Goal — What is the number of lines containing the word "information"? Please answer with that number and nothing more.

Entries supplied —

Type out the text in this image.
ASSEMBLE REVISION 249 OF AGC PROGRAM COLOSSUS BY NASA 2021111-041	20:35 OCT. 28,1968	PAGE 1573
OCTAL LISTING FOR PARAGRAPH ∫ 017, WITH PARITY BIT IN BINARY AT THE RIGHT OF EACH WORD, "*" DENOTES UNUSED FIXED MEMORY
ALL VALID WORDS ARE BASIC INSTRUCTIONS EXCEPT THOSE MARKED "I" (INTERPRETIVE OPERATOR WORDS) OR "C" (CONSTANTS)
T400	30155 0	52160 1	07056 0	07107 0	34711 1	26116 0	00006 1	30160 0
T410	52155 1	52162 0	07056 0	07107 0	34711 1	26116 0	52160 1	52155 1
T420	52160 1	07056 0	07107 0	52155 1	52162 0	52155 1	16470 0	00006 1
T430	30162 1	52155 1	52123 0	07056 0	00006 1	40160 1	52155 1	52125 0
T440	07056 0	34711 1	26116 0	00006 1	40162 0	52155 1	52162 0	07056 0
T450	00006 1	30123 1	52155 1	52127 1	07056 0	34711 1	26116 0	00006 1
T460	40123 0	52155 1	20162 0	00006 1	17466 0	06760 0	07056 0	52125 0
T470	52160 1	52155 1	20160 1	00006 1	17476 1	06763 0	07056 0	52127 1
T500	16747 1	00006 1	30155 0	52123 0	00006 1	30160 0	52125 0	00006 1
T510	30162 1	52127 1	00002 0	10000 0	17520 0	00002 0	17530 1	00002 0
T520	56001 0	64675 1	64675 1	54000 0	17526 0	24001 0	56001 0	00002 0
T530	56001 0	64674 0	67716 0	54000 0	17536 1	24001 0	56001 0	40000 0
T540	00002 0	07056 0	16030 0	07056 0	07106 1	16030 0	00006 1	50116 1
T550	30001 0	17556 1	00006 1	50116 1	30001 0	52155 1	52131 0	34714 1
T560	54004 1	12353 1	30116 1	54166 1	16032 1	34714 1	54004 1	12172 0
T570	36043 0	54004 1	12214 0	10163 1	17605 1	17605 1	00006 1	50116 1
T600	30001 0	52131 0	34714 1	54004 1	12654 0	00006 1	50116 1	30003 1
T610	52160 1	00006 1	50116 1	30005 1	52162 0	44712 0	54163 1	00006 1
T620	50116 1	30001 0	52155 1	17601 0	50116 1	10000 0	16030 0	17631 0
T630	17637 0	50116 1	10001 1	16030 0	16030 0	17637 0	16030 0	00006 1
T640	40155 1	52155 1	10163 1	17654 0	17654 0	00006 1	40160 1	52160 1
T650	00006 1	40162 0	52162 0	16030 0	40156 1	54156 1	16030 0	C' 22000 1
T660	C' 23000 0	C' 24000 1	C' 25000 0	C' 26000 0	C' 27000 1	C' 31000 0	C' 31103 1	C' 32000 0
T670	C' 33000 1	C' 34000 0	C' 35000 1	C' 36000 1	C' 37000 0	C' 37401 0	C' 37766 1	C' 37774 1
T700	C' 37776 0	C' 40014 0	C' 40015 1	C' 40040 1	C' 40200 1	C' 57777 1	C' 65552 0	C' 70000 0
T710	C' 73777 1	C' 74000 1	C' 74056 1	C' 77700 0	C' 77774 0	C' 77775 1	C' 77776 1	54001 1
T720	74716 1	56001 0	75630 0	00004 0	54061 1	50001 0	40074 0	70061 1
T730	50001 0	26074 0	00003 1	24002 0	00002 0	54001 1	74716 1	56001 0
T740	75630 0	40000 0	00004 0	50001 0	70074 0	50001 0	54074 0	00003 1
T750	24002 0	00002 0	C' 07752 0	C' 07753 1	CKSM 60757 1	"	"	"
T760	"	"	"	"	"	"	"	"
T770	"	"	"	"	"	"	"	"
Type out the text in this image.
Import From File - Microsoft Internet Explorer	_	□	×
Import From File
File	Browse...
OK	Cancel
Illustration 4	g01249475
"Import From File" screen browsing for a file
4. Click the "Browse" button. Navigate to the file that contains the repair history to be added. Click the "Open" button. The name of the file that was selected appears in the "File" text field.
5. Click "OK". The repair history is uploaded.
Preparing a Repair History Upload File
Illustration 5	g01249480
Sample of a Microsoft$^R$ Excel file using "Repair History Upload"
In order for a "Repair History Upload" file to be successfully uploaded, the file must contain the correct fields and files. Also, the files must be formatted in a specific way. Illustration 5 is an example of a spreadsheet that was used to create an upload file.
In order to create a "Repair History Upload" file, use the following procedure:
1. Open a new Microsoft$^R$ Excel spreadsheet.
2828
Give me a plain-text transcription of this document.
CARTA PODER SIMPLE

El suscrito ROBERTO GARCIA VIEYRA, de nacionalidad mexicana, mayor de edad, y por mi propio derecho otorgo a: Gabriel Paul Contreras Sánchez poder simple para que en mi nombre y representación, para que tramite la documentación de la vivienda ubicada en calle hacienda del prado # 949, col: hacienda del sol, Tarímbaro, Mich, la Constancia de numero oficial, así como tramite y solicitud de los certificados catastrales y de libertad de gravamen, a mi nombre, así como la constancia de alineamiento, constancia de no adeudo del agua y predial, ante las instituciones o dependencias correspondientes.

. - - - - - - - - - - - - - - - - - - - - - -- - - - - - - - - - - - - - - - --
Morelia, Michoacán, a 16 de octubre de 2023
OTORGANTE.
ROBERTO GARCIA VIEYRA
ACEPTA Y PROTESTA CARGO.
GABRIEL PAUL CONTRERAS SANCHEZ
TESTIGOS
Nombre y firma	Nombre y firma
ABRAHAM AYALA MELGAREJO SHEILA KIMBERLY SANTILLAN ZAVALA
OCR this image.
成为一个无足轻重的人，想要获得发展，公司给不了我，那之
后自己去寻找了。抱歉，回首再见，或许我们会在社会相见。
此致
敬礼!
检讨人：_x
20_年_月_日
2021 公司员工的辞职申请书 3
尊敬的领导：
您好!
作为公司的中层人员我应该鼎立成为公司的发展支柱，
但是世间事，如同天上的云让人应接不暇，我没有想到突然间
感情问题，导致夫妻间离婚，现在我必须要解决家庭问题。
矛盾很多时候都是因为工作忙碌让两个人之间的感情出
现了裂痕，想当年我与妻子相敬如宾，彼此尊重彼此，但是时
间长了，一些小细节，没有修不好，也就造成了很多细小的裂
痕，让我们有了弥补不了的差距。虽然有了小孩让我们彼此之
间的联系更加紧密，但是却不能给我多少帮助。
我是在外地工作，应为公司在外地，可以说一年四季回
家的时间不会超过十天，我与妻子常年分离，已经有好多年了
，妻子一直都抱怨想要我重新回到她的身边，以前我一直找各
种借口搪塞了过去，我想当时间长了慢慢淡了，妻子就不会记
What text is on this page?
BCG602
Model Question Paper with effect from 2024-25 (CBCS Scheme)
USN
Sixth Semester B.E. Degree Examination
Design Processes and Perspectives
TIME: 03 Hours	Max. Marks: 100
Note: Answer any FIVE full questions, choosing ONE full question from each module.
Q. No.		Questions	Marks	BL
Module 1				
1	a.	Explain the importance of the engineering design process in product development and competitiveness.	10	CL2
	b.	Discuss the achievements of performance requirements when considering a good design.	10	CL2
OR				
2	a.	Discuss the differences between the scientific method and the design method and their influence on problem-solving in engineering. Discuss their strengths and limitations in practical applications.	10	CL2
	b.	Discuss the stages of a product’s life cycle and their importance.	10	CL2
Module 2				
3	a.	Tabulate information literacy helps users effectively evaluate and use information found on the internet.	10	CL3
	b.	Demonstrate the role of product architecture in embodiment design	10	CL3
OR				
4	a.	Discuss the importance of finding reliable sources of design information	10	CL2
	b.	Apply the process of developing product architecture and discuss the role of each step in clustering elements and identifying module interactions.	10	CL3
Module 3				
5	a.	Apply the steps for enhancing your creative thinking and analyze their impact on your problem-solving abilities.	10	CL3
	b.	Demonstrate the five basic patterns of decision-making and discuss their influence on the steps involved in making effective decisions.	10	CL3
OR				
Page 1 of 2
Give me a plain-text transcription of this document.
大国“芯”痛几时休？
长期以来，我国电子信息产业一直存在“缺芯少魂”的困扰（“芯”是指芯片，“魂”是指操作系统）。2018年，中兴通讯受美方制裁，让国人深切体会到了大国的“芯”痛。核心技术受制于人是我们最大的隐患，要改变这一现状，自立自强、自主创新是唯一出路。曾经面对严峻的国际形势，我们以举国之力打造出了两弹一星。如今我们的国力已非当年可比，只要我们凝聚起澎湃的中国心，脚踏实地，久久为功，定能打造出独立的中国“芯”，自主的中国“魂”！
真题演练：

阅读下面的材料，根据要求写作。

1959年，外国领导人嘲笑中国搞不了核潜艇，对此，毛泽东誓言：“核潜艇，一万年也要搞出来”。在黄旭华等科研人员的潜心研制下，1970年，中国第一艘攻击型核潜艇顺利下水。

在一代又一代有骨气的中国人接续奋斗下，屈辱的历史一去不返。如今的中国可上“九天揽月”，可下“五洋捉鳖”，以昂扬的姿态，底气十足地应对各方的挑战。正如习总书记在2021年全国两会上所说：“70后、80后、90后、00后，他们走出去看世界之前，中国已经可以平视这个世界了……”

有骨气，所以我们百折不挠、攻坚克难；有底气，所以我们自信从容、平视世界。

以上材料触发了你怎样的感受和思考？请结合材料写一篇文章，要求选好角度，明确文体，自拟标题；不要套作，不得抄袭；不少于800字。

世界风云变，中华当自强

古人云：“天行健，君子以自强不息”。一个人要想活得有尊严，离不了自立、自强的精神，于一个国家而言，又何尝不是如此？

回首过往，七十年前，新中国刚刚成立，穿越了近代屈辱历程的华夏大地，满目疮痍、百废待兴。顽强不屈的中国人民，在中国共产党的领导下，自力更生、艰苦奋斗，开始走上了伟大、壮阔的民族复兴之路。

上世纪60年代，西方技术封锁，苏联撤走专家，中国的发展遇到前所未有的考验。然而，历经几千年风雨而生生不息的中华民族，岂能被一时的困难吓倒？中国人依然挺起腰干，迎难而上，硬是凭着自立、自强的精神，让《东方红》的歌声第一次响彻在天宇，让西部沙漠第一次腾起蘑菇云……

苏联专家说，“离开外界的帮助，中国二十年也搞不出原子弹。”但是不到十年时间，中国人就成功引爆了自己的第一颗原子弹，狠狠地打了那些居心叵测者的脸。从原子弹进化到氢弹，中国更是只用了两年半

Result — 2